(Problem requirements)
Could you extract every line from the records below and reproduce each one unchanged?

Element location data
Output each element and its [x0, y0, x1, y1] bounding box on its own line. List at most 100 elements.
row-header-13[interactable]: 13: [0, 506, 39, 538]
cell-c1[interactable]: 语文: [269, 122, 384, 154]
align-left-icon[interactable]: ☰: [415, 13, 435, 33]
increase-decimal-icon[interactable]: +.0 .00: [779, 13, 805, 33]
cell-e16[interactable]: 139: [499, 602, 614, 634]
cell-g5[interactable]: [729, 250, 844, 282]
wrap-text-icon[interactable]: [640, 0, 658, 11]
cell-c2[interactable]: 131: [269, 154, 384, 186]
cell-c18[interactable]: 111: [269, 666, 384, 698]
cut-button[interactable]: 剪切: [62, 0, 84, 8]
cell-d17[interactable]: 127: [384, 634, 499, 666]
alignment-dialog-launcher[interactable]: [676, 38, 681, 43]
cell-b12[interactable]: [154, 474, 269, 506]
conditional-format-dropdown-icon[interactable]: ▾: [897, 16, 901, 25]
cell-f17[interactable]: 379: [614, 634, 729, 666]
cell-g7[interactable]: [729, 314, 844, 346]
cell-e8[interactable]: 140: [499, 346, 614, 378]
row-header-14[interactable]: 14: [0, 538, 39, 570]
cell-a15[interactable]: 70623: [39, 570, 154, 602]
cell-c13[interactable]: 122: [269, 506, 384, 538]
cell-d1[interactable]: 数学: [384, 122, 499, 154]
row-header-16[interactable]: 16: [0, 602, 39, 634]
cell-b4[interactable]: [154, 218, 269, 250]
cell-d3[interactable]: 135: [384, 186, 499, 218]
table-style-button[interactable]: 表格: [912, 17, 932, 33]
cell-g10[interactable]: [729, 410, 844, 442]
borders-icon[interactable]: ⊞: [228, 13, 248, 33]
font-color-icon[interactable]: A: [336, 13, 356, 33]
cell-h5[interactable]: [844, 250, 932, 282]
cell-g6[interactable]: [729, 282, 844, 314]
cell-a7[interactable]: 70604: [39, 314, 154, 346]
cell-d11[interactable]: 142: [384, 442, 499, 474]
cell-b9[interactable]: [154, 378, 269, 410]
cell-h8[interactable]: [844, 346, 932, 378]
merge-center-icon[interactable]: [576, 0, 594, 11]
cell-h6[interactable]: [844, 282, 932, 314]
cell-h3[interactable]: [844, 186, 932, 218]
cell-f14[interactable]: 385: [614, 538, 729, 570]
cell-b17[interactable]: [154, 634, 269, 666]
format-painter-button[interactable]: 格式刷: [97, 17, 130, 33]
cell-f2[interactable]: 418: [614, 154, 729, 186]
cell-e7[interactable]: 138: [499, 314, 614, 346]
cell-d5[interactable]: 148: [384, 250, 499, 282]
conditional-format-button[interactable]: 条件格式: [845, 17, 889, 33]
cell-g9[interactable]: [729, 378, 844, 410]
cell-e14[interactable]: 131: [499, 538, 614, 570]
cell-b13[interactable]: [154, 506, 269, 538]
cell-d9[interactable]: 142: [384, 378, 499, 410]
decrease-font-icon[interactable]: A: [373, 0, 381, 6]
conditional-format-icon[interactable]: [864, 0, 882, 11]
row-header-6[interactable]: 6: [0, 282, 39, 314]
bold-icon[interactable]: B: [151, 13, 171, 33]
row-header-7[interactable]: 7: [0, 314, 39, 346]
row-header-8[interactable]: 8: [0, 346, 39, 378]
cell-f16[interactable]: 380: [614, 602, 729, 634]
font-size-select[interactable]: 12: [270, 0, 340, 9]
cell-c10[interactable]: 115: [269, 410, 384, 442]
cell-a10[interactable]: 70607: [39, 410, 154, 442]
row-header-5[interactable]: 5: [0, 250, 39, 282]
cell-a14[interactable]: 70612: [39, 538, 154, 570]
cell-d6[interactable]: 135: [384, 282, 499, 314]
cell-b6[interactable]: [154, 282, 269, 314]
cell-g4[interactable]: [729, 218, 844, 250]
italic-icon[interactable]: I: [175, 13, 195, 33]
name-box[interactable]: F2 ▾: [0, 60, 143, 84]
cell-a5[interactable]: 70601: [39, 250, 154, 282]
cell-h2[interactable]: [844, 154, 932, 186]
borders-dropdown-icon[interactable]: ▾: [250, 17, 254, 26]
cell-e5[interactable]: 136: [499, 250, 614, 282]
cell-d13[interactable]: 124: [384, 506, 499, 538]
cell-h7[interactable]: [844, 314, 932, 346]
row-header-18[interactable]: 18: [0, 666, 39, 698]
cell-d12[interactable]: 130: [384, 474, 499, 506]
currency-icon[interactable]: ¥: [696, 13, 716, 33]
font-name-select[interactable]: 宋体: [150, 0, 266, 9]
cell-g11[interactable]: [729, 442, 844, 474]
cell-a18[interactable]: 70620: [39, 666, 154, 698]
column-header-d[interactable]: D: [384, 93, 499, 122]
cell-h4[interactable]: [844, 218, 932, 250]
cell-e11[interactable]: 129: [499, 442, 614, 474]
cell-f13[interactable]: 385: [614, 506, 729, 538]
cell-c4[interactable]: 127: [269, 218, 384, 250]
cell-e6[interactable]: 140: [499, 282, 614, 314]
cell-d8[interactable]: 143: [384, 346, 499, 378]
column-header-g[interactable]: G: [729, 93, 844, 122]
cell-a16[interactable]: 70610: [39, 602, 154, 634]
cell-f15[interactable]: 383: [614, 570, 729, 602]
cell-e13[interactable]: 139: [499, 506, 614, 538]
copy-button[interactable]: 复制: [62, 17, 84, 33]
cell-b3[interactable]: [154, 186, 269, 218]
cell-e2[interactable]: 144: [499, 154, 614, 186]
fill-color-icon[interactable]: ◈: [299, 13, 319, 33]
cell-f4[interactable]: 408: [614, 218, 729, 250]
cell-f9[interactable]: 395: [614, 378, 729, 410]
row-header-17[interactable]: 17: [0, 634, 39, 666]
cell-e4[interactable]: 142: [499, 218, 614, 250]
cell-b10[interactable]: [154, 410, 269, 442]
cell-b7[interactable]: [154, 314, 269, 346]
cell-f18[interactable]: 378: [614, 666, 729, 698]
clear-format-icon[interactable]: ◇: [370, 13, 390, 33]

(Result below)
Output each element and its [x0, y0, x1, y1] bounding box on its own line. List at most 100 elements.
row-header-13[interactable]: 13: [0, 506, 39, 538]
cell-c1[interactable]: 语文: [269, 122, 384, 154]
align-left-icon[interactable]: ☰: [415, 13, 435, 33]
increase-decimal-icon[interactable]: +.0 .00: [779, 13, 805, 33]
cell-e16[interactable]: 139: [499, 602, 614, 634]
cell-g5[interactable]: [729, 250, 844, 282]
wrap-text-icon[interactable]: [640, 0, 658, 11]
cell-c2[interactable]: 131: [269, 154, 384, 186]
cell-c18[interactable]: 111: [269, 666, 384, 698]
cut-button[interactable]: 剪切: [62, 0, 84, 8]
cell-d17[interactable]: 127: [384, 634, 499, 666]
alignment-dialog-launcher[interactable]: [676, 38, 681, 43]
cell-b12[interactable]: [154, 474, 269, 506]
conditional-format-dropdown-icon[interactable]: ▾: [897, 16, 901, 25]
cell-f17[interactable]: 379: [614, 634, 729, 666]
cell-g7[interactable]: [729, 314, 844, 346]
cell-e8[interactable]: 140: [499, 346, 614, 378]
row-header-14[interactable]: 14: [0, 538, 39, 570]
cell-a15[interactable]: 70623: [39, 570, 154, 602]
cell-c13[interactable]: 122: [269, 506, 384, 538]
cell-d1[interactable]: 数学: [384, 122, 499, 154]
row-header-16[interactable]: 16: [0, 602, 39, 634]
cell-b4[interactable]: [154, 218, 269, 250]
cell-d3[interactable]: 135: [384, 186, 499, 218]
table-style-button[interactable]: 表格: [912, 17, 932, 33]
cell-g10[interactable]: [729, 410, 844, 442]
borders-icon[interactable]: ⊞: [228, 13, 248, 33]
font-color-icon[interactable]: A: [336, 13, 356, 33]
cell-h5[interactable]: [844, 250, 932, 282]
cell-g6[interactable]: [729, 282, 844, 314]
cell-a7[interactable]: 70604: [39, 314, 154, 346]
cell-d11[interactable]: 142: [384, 442, 499, 474]
cell-b9[interactable]: [154, 378, 269, 410]
cell-h8[interactable]: [844, 346, 932, 378]
merge-center-icon[interactable]: [576, 0, 594, 11]
cell-h6[interactable]: [844, 282, 932, 314]
cell-h3[interactable]: [844, 186, 932, 218]
cell-f14[interactable]: 385: [614, 538, 729, 570]
cell-b17[interactable]: [154, 634, 269, 666]
format-painter-button[interactable]: 格式刷: [97, 17, 130, 33]
cell-f2[interactable]: 418: [614, 154, 729, 186]
cell-e7[interactable]: 138: [499, 314, 614, 346]
cell-d5[interactable]: 148: [384, 250, 499, 282]
conditional-format-button[interactable]: 条件格式: [845, 17, 889, 33]
cell-g9[interactable]: [729, 378, 844, 410]
cell-e14[interactable]: 131: [499, 538, 614, 570]
cell-b13[interactable]: [154, 506, 269, 538]
cell-d9[interactable]: 142: [384, 378, 499, 410]
decrease-font-icon[interactable]: A: [373, 0, 381, 6]
conditional-format-icon[interactable]: [864, 0, 882, 11]
row-header-6[interactable]: 6: [0, 282, 39, 314]
bold-icon[interactable]: B: [151, 13, 171, 33]
row-header-7[interactable]: 7: [0, 314, 39, 346]
row-header-8[interactable]: 8: [0, 346, 39, 378]
cell-f16[interactable]: 380: [614, 602, 729, 634]
font-size-select[interactable]: 12: [270, 0, 340, 9]
cell-c10[interactable]: 115: [269, 410, 384, 442]
cell-a10[interactable]: 70607: [39, 410, 154, 442]
row-header-5[interactable]: 5: [0, 250, 39, 282]
cell-a14[interactable]: 70612: [39, 538, 154, 570]
cell-d6[interactable]: 135: [384, 282, 499, 314]
cell-b6[interactable]: [154, 282, 269, 314]
cell-g4[interactable]: [729, 218, 844, 250]
italic-icon[interactable]: I: [175, 13, 195, 33]
name-box[interactable]: F2 ▾: [0, 60, 143, 84]
cell-a5[interactable]: 70601: [39, 250, 154, 282]
cell-h2[interactable]: [844, 154, 932, 186]
borders-dropdown-icon[interactable]: ▾: [250, 17, 254, 26]
cell-e5[interactable]: 136: [499, 250, 614, 282]
cell-d13[interactable]: 124: [384, 506, 499, 538]
cell-h7[interactable]: [844, 314, 932, 346]
row-header-18[interactable]: 18: [0, 666, 39, 698]
cell-d12[interactable]: 130: [384, 474, 499, 506]
currency-icon[interactable]: ¥: [696, 13, 716, 33]
font-name-select[interactable]: 宋体: [150, 0, 266, 9]
cell-g11[interactable]: [729, 442, 844, 474]
cell-a18[interactable]: 70620: [39, 666, 154, 698]
column-header-d[interactable]: D: [384, 93, 499, 122]
cell-h4[interactable]: [844, 218, 932, 250]
cell-e11[interactable]: 129: [499, 442, 614, 474]
cell-f13[interactable]: 385: [614, 506, 729, 538]
cell-c4[interactable]: 127: [269, 218, 384, 250]
cell-e6[interactable]: 140: [499, 282, 614, 314]
cell-d8[interactable]: 143: [384, 346, 499, 378]
column-header-g[interactable]: G: [729, 93, 844, 122]
cell-a16[interactable]: 70610: [39, 602, 154, 634]
cell-f15[interactable]: 383: [614, 570, 729, 602]
cell-e13[interactable]: 139: [499, 506, 614, 538]
copy-button[interactable]: 复制: [62, 17, 84, 33]
cell-b3[interactable]: [154, 186, 269, 218]
cell-e2[interactable]: 144: [499, 154, 614, 186]
fill-color-icon[interactable]: ◈: [299, 13, 319, 33]
cell-f4[interactable]: 408: [614, 218, 729, 250]
cell-f9[interactable]: 395: [614, 378, 729, 410]
row-header-17[interactable]: 17: [0, 634, 39, 666]
cell-e4[interactable]: 142: [499, 218, 614, 250]
cell-b10[interactable]: [154, 410, 269, 442]
cell-b7[interactable]: [154, 314, 269, 346]
cell-f18[interactable]: 378: [614, 666, 729, 698]
clear-format-icon[interactable]: ◇: [370, 13, 390, 33]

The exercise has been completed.